### EXERCISE MATERIAL ###

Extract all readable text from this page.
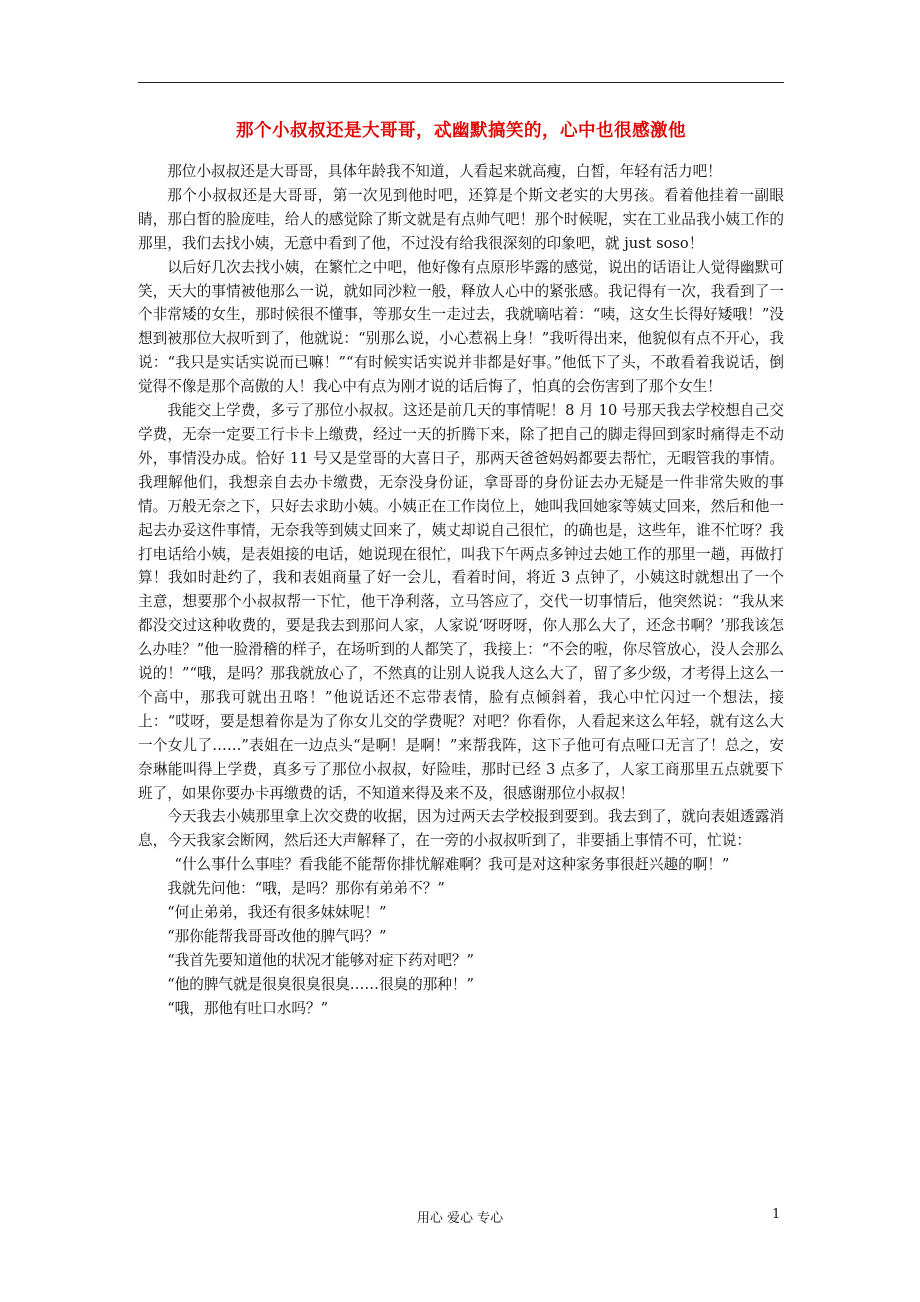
那个小叔叔还是大哥哥，忒幽默搞笑的，心中也很感激他

那位小叔叔还是大哥哥，具体年龄我不知道，人看起来就高瘦，白皙，年轻有活力吧！

那个小叔叔还是大哥哥，第一次见到他时吧，还算是个斯文老实的大男孩。看着他挂着一副眼睛，那白皙的脸庞哇，给人的感觉除了斯文就是有点帅气吧！那个时候呢，实在工业品我小姨工作的那里，我们去找小姨，无意中看到了他，不过没有给我很深刻的印象吧，就 just soso！

以后好几次去找小姨，在繁忙之中吧，他好像有点原形毕露的感觉，说出的话语让人觉得幽默可笑，天大的事情被他那么一说，就如同沙粒一般，释放人心中的紧张感。我记得有一次，我看到了一个非常矮的女生，那时候很不懂事，等那女生一走过去，我就嘀咕着：“咦，这女生长得好矮哦！”没想到被那位大叔听到了，他就说：“别那么说，小心惹祸上身！”我听得出来，他貌似有点不开心，我说：“我只是实话实说而已嘛！”“有时候实话实说并非都是好事。”他低下了头，不敢看着我说话，倒觉得不像是那个高傲的人！我心中有点为刚才说的话后悔了，怕真的会伤害到了那个女生！

我能交上学费，多亏了那位小叔叔。这还是前几天的事情呢！8 月 10 号那天我去学校想自己交学费，无奈一定要工行卡卡上缴费，经过一天的折腾下来，除了把自己的脚走得回到家时痛得走不动外，事情没办成。恰好 11 号又是堂哥的大喜日子，那两天爸爸妈妈都要去帮忙，无暇管我的事情。我理解他们，我想亲自去办卡缴费，无奈没身份证，拿哥哥的身份证去办无疑是一件非常失败的事情。万般无奈之下，只好去求助小姨。小姨正在工作岗位上，她叫我回她家等姨丈回来，然后和他一起去办妥这件事情，无奈我等到姨丈回来了，姨丈却说自己很忙，的确也是，这些年，谁不忙呀？我打电话给小姨，是表姐接的电话，她说现在很忙，叫我下午两点多钟过去她工作的那里一趟，再做打算！我如时赴约了，我和表姐商量了好一会儿，看着时间，将近 3 点钟了，小姨这时就想出了一个主意，想要那个小叔叔帮一下忙，他干净利落，立马答应了，交代一切事情后，他突然说：“我从来都没交过这种收费的，要是我去到那问人家，人家说‘呀呀呀，你人那么大了，还念书啊？’那我该怎么办哇？”他一脸滑稽的样子，在场听到的人都笑了，我接上：“不会的啦，你尽管放心，没人会那么说的！”“哦，是吗？那我就放心了，不然真的让别人说我人这么大了，留了多少级，才考得上这么一个高中，那我可就出丑咯！”他说话还不忘带表情，脸有点倾斜着，我心中忙闪过一个想法，接上：“哎呀，要是想着你是为了你女儿交的学费呢？对吧？你看你，人看起来这么年轻，就有这么大一个女儿了……”表姐在一边点头“是啊！是啊！”来帮我阵，这下子他可有点哑口无言了！总之，安奈琳能叫得上学费，真多亏了那位小叔叔，好险哇，那时已经 3 点多了，人家工商那里五点就要下班了，如果你要办卡再缴费的话，不知道来得及来不及，很感谢那位小叔叔！

今天我去小姨那里拿上次交费的收据，因为过两天去学校报到要到。我去到了，就向表姐透露消息，今天我家会断网，然后还大声解释了，在一旁的小叔叔听到了，非要插上事情不可，忙说：

“什么事什么事哇？看我能不能帮你排忧解难啊？我可是对这种家务事很赶兴趣的啊！”

我就先问他：“哦，是吗？那你有弟弟不？”

“何止弟弟，我还有很多妹妹呢！”

“那你能帮我哥哥改他的脾气吗？”

“我首先要知道他的状况才能够对症下药对吧？”

“他的脾气就是很臭很臭很臭……很臭的那种！”

“哦，那他有吐口水吗？”

用心 爱心 专心	1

###

AIM:
Quote each line of the listing exactly, but leave the pictures out.

RESULT OF THIS TASK:
Extract all readable text from this page.
那个小叔叔还是大哥哥，忒幽默搞笑的，心中也很感激他

那位小叔叔还是大哥哥，具体年龄我不知道，人看起来就高瘦，白皙，年轻有活力吧！

那个小叔叔还是大哥哥，第一次见到他时吧，还算是个斯文老实的大男孩。看着他挂着一副眼睛，那白皙的脸庞哇，给人的感觉除了斯文就是有点帅气吧！那个时候呢，实在工业品我小姨工作的那里，我们去找小姨，无意中看到了他，不过没有给我很深刻的印象吧，就 just soso！

以后好几次去找小姨，在繁忙之中吧，他好像有点原形毕露的感觉，说出的话语让人觉得幽默可笑，天大的事情被他那么一说，就如同沙粒一般，释放人心中的紧张感。我记得有一次，我看到了一个非常矮的女生，那时候很不懂事，等那女生一走过去，我就嘀咕着：“咦，这女生长得好矮哦！”没想到被那位大叔听到了，他就说：“别那么说，小心惹祸上身！”我听得出来，他貌似有点不开心，我说：“我只是实话实说而已嘛！”“有时候实话实说并非都是好事。”他低下了头，不敢看着我说话，倒觉得不像是那个高傲的人！我心中有点为刚才说的话后悔了，怕真的会伤害到了那个女生！

我能交上学费，多亏了那位小叔叔。这还是前几天的事情呢！8 月 10 号那天我去学校想自己交学费，无奈一定要工行卡卡上缴费，经过一天的折腾下来，除了把自己的脚走得回到家时痛得走不动外，事情没办成。恰好 11 号又是堂哥的大喜日子，那两天爸爸妈妈都要去帮忙，无暇管我的事情。我理解他们，我想亲自去办卡缴费，无奈没身份证，拿哥哥的身份证去办无疑是一件非常失败的事情。万般无奈之下，只好去求助小姨。小姨正在工作岗位上，她叫我回她家等姨丈回来，然后和他一起去办妥这件事情，无奈我等到姨丈回来了，姨丈却说自己很忙，的确也是，这些年，谁不忙呀？我打电话给小姨，是表姐接的电话，她说现在很忙，叫我下午两点多钟过去她工作的那里一趟，再做打算！我如时赴约了，我和表姐商量了好一会儿，看着时间，将近 3 点钟了，小姨这时就想出了一个主意，想要那个小叔叔帮一下忙，他干净利落，立马答应了，交代一切事情后，他突然说：“我从来都没交过这种收费的，要是我去到那问人家，人家说‘呀呀呀，你人那么大了，还念书啊？’那我该怎么办哇？”他一脸滑稽的样子，在场听到的人都笑了，我接上：“不会的啦，你尽管放心，没人会那么说的！”“哦，是吗？那我就放心了，不然真的让别人说我人这么大了，留了多少级，才考得上这么一个高中，那我可就出丑咯！”他说话还不忘带表情，脸有点倾斜着，我心中忙闪过一个想法，接上：“哎呀，要是想着你是为了你女儿交的学费呢？对吧？你看你，人看起来这么年轻，就有这么大一个女儿了……”表姐在一边点头“是啊！是啊！”来帮我阵，这下子他可有点哑口无言了！总之，安奈琳能叫得上学费，真多亏了那位小叔叔，好险哇，那时已经 3 点多了，人家工商那里五点就要下班了，如果你要办卡再缴费的话，不知道来得及来不及，很感谢那位小叔叔！

今天我去小姨那里拿上次交费的收据，因为过两天去学校报到要到。我去到了，就向表姐透露消息，今天我家会断网，然后还大声解释了，在一旁的小叔叔听到了，非要插上事情不可，忙说：

“什么事什么事哇？看我能不能帮你排忧解难啊？我可是对这种家务事很赶兴趣的啊！”

我就先问他：“哦，是吗？那你有弟弟不？”

“何止弟弟，我还有很多妹妹呢！”

“那你能帮我哥哥改他的脾气吗？”

“我首先要知道他的状况才能够对症下药对吧？”

“他的脾气就是很臭很臭很臭……很臭的那种！”

“哦，那他有吐口水吗？”

用心 爱心 专心	1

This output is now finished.